# start of Extracted material

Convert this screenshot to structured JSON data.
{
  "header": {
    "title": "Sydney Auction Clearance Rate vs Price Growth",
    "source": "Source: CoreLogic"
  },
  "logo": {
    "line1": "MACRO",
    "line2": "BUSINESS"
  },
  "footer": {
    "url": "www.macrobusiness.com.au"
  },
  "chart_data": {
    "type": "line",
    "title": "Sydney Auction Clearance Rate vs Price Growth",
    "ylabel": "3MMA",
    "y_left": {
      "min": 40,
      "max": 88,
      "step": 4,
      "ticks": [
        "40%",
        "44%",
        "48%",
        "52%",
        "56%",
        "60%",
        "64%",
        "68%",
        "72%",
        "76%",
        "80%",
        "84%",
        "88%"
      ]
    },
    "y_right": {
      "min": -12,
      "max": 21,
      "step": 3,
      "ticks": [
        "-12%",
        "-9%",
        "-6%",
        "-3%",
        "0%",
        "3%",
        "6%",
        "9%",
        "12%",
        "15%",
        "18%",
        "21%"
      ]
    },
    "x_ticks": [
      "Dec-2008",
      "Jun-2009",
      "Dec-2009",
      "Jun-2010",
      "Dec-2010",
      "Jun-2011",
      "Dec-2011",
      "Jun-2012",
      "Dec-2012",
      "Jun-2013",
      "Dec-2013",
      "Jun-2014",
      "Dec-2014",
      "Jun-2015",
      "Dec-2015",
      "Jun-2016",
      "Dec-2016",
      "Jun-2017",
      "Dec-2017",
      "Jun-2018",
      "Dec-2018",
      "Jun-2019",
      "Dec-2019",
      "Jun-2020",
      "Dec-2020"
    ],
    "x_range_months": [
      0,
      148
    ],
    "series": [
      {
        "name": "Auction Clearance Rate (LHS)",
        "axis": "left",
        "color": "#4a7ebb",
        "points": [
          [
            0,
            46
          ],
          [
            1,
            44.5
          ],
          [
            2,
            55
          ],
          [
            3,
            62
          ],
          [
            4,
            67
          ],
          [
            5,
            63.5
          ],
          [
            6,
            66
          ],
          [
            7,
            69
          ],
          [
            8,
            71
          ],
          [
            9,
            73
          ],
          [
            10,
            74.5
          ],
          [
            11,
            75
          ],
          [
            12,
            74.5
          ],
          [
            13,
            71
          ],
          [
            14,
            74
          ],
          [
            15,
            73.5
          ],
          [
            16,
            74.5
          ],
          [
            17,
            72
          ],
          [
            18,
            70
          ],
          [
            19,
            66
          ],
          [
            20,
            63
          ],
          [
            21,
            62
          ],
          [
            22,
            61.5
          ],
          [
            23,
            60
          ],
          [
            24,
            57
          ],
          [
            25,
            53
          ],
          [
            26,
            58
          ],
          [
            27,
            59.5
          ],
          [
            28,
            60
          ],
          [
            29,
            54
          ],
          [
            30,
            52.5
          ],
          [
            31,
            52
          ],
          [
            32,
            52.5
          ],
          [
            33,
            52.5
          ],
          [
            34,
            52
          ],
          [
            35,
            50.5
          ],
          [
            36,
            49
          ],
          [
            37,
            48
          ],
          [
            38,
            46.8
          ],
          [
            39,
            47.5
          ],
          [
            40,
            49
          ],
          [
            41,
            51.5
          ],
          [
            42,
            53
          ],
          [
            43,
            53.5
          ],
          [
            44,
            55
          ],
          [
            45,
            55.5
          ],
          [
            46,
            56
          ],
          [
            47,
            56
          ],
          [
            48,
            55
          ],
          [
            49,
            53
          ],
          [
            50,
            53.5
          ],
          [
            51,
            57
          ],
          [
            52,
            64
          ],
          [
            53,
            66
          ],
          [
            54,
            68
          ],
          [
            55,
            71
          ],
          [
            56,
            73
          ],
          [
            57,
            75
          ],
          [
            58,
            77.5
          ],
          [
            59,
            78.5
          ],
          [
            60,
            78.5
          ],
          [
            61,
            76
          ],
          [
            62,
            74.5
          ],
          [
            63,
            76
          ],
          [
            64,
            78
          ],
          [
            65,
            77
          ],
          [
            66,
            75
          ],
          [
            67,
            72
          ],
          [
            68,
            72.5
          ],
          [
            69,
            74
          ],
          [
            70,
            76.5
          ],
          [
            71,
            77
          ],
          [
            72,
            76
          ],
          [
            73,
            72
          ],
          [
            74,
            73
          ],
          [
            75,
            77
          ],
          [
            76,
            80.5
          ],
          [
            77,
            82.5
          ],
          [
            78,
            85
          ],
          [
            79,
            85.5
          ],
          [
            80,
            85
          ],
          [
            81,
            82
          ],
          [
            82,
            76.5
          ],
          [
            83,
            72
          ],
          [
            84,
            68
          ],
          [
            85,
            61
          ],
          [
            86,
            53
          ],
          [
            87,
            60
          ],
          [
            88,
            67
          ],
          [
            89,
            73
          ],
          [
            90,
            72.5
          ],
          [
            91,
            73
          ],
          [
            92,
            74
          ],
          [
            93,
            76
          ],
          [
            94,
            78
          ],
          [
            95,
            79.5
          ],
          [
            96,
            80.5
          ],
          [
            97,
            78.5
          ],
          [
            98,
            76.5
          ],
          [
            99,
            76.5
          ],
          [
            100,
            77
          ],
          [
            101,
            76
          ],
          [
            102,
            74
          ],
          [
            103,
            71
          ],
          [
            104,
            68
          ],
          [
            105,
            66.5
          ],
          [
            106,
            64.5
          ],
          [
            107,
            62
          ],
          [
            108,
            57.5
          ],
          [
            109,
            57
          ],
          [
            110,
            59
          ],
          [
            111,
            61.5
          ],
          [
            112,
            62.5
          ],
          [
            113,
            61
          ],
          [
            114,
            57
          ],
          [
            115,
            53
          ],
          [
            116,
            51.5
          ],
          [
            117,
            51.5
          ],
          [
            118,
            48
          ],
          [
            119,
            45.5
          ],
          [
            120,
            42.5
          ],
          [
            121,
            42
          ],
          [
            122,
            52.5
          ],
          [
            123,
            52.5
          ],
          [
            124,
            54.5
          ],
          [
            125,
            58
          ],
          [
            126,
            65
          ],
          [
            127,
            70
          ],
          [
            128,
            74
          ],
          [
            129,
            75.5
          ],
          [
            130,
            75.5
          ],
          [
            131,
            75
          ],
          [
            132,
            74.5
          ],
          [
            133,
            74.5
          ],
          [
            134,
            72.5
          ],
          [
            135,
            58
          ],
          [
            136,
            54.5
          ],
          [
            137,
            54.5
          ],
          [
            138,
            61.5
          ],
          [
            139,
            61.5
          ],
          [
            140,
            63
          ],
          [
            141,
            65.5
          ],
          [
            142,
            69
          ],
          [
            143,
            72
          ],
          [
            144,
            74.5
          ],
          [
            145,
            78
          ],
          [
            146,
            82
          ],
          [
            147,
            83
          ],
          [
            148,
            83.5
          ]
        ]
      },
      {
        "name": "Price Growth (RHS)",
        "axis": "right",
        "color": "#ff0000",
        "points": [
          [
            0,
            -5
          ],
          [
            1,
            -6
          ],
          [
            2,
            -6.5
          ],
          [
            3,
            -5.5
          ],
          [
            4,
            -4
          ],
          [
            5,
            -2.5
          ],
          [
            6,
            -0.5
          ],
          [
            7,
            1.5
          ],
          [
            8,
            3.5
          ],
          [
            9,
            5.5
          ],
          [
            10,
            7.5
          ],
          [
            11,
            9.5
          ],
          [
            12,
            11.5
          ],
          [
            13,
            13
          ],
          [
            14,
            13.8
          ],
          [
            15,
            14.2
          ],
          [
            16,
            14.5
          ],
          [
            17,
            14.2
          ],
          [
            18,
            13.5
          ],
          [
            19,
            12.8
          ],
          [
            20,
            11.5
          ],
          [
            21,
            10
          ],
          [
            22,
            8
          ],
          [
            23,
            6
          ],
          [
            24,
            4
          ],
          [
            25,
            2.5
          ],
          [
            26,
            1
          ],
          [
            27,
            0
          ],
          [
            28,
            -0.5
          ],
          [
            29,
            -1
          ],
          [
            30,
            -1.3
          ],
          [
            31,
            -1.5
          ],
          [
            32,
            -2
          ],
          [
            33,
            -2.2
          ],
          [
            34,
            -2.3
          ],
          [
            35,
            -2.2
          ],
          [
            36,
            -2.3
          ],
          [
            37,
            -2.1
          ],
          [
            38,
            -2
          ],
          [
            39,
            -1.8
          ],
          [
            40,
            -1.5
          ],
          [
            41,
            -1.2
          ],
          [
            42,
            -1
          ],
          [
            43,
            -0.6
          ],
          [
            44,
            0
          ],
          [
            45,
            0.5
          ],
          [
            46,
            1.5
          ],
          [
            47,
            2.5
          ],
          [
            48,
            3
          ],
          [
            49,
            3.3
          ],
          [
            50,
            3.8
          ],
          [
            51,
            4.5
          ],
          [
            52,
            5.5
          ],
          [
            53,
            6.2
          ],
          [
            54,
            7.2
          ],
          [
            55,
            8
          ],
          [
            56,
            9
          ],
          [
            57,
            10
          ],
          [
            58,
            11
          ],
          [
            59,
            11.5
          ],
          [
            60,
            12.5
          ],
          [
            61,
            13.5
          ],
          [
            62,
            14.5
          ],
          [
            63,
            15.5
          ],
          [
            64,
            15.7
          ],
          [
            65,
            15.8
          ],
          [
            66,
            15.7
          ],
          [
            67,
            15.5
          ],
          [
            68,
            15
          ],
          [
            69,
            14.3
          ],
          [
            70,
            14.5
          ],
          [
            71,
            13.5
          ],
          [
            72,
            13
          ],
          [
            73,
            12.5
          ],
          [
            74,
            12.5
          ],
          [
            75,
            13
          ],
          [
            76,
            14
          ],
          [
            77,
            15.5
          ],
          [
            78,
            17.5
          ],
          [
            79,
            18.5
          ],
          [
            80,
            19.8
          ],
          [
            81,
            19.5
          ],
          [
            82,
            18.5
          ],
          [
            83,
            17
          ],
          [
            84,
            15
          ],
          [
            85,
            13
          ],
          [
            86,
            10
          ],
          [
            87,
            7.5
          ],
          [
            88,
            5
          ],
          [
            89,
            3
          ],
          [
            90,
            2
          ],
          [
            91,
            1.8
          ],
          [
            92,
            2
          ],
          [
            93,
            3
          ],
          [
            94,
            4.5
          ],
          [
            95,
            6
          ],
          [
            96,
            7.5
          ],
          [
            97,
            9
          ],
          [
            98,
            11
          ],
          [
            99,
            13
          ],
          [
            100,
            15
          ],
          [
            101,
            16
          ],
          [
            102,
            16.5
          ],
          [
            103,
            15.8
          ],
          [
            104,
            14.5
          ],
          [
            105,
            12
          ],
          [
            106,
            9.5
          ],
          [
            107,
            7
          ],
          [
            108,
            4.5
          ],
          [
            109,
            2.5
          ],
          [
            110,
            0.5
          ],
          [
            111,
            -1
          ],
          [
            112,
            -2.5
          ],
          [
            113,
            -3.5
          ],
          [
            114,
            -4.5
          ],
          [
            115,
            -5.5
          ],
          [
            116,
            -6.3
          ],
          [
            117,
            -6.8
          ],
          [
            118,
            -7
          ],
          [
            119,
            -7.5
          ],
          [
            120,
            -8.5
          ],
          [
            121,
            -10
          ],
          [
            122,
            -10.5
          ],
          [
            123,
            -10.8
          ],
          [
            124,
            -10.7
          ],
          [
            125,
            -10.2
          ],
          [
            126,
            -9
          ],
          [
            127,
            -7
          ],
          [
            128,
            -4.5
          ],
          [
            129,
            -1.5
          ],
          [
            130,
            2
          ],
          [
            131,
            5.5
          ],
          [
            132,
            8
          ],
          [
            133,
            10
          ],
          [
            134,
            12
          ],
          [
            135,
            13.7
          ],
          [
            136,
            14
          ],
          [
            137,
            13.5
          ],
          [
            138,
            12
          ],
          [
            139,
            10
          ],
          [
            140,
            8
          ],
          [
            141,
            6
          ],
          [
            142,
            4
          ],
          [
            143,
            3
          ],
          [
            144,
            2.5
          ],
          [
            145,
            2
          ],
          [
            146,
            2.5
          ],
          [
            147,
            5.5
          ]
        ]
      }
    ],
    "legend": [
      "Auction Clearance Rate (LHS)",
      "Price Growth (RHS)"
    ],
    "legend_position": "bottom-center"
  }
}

# end of Extracted material

Problem description.
Working from the listing above, pick out every line that has "name" and copy it.

Result.
        "name": "Auction Clearance Rate (LHS)",
        "name": "Price Growth (RHS)",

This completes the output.